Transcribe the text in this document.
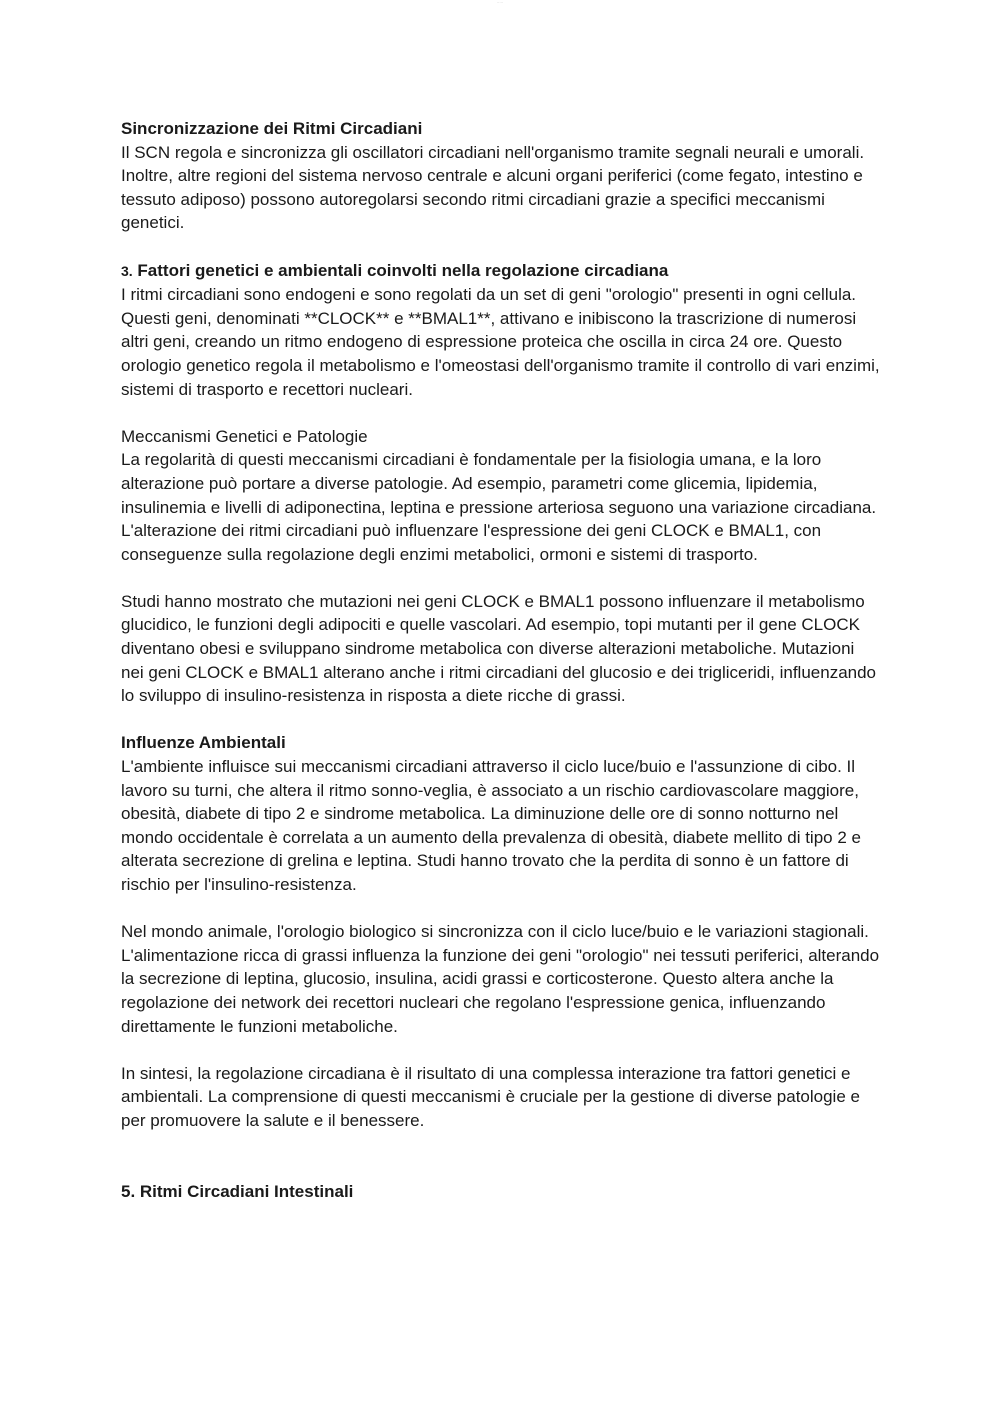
·····

Sincronizzazione dei Ritmi Circadiani

Il SCN regola e sincronizza gli oscillatori circadiani nell'organismo tramite segnali neurali e umorali. Inoltre, altre regioni del sistema nervoso centrale e alcuni organi periferici (come fegato, intestino e tessuto adiposo) possono autoregolarsi secondo ritmi circadiani grazie a specifici meccanismi genetici.

3. Fattori genetici e ambientali coinvolti nella regolazione circadiana

I ritmi circadiani sono endogeni e sono regolati da un set di geni "orologio" presenti in ogni cellula. Questi geni, denominati **CLOCK** e **BMAL1**, attivano e inibiscono la trascrizione di numerosi altri geni, creando un ritmo endogeno di espressione proteica che oscilla in circa 24 ore. Questo orologio genetico regola il metabolismo e l'omeostasi dell'organismo tramite il controllo di vari enzimi, sistemi di trasporto e recettori nucleari.

Meccanismi Genetici e Patologie

La regolarità di questi meccanismi circadiani è fondamentale per la fisiologia umana, e la loro alterazione può portare a diverse patologie. Ad esempio, parametri come glicemia, lipidemia, insulinemia e livelli di adiponectina, leptina e pressione arteriosa seguono una variazione circadiana. L'alterazione dei ritmi circadiani può influenzare l'espressione dei geni CLOCK e BMAL1, con conseguenze sulla regolazione degli enzimi metabolici, ormoni e sistemi di trasporto.

Studi hanno mostrato che mutazioni nei geni CLOCK e BMAL1 possono influenzare il metabolismo glucidico, le funzioni degli adipociti e quelle vascolari. Ad esempio, topi mutanti per il gene CLOCK diventano obesi e sviluppano sindrome metabolica con diverse alterazioni metaboliche. Mutazioni nei geni CLOCK e BMAL1 alterano anche i ritmi circadiani del glucosio e dei trigliceridi, influenzando lo sviluppo di insulino-resistenza in risposta a diete ricche di grassi.

Influenze Ambientali

L'ambiente influisce sui meccanismi circadiani attraverso il ciclo luce/buio e l'assunzione di cibo. Il lavoro su turni, che altera il ritmo sonno-veglia, è associato a un rischio cardiovascolare maggiore, obesità, diabete di tipo 2 e sindrome metabolica. La diminuzione delle ore di sonno notturno nel mondo occidentale è correlata a un aumento della prevalenza di obesità, diabete mellito di tipo 2 e alterata secrezione di grelina e leptina. Studi hanno trovato che la perdita di sonno è un fattore di rischio per l'insulino-resistenza.

Nel mondo animale, l'orologio biologico si sincronizza con il ciclo luce/buio e le variazioni stagionali. L'alimentazione ricca di grassi influenza la funzione dei geni "orologio" nei tessuti periferici, alterando la secrezione di leptina, glucosio, insulina, acidi grassi e corticosterone. Questo altera anche la regolazione dei network dei recettori nucleari che regolano l'espressione genica, influenzando direttamente le funzioni metaboliche.

In sintesi, la regolazione circadiana è il risultato di una complessa interazione tra fattori genetici e ambientali. La comprensione di questi meccanismi è cruciale per la gestione di diverse patologie e per promuovere la salute e il benessere.

5. Ritmi Circadiani Intestinali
┄┄┄┄┄┄
Copy each line of the records above exactly as written. Do not carry over any picture.

Transcribe the text in this document.
·····

Sincronizzazione dei Ritmi Circadiani

Il SCN regola e sincronizza gli oscillatori circadiani nell'organismo tramite segnali neurali e umorali. Inoltre, altre regioni del sistema nervoso centrale e alcuni organi periferici (come fegato, intestino e tessuto adiposo) possono autoregolarsi secondo ritmi circadiani grazie a specifici meccanismi genetici.

3. Fattori genetici e ambientali coinvolti nella regolazione circadiana

I ritmi circadiani sono endogeni e sono regolati da un set di geni "orologio" presenti in ogni cellula. Questi geni, denominati **CLOCK** e **BMAL1**, attivano e inibiscono la trascrizione di numerosi altri geni, creando un ritmo endogeno di espressione proteica che oscilla in circa 24 ore. Questo orologio genetico regola il metabolismo e l'omeostasi dell'organismo tramite il controllo di vari enzimi, sistemi di trasporto e recettori nucleari.

Meccanismi Genetici e Patologie

La regolarità di questi meccanismi circadiani è fondamentale per la fisiologia umana, e la loro alterazione può portare a diverse patologie. Ad esempio, parametri come glicemia, lipidemia, insulinemia e livelli di adiponectina, leptina e pressione arteriosa seguono una variazione circadiana. L'alterazione dei ritmi circadiani può influenzare l'espressione dei geni CLOCK e BMAL1, con conseguenze sulla regolazione degli enzimi metabolici, ormoni e sistemi di trasporto.

Studi hanno mostrato che mutazioni nei geni CLOCK e BMAL1 possono influenzare il metabolismo glucidico, le funzioni degli adipociti e quelle vascolari. Ad esempio, topi mutanti per il gene CLOCK diventano obesi e sviluppano sindrome metabolica con diverse alterazioni metaboliche. Mutazioni nei geni CLOCK e BMAL1 alterano anche i ritmi circadiani del glucosio e dei trigliceridi, influenzando lo sviluppo di insulino-resistenza in risposta a diete ricche di grassi.

Influenze Ambientali

L'ambiente influisce sui meccanismi circadiani attraverso il ciclo luce/buio e l'assunzione di cibo. Il lavoro su turni, che altera il ritmo sonno-veglia, è associato a un rischio cardiovascolare maggiore, obesità, diabete di tipo 2 e sindrome metabolica. La diminuzione delle ore di sonno notturno nel mondo occidentale è correlata a un aumento della prevalenza di obesità, diabete mellito di tipo 2 e alterata secrezione di grelina e leptina. Studi hanno trovato che la perdita di sonno è un fattore di rischio per l'insulino-resistenza.

Nel mondo animale, l'orologio biologico si sincronizza con il ciclo luce/buio e le variazioni stagionali. L'alimentazione ricca di grassi influenza la funzione dei geni "orologio" nei tessuti periferici, alterando la secrezione di leptina, glucosio, insulina, acidi grassi e corticosterone. Questo altera anche la regolazione dei network dei recettori nucleari che regolano l'espressione genica, influenzando direttamente le funzioni metaboliche.

In sintesi, la regolazione circadiana è il risultato di una complessa interazione tra fattori genetici e ambientali. La comprensione di questi meccanismi è cruciale per la gestione di diverse patologie e per promuovere la salute e il benessere.

5. Ritmi Circadiani Intestinali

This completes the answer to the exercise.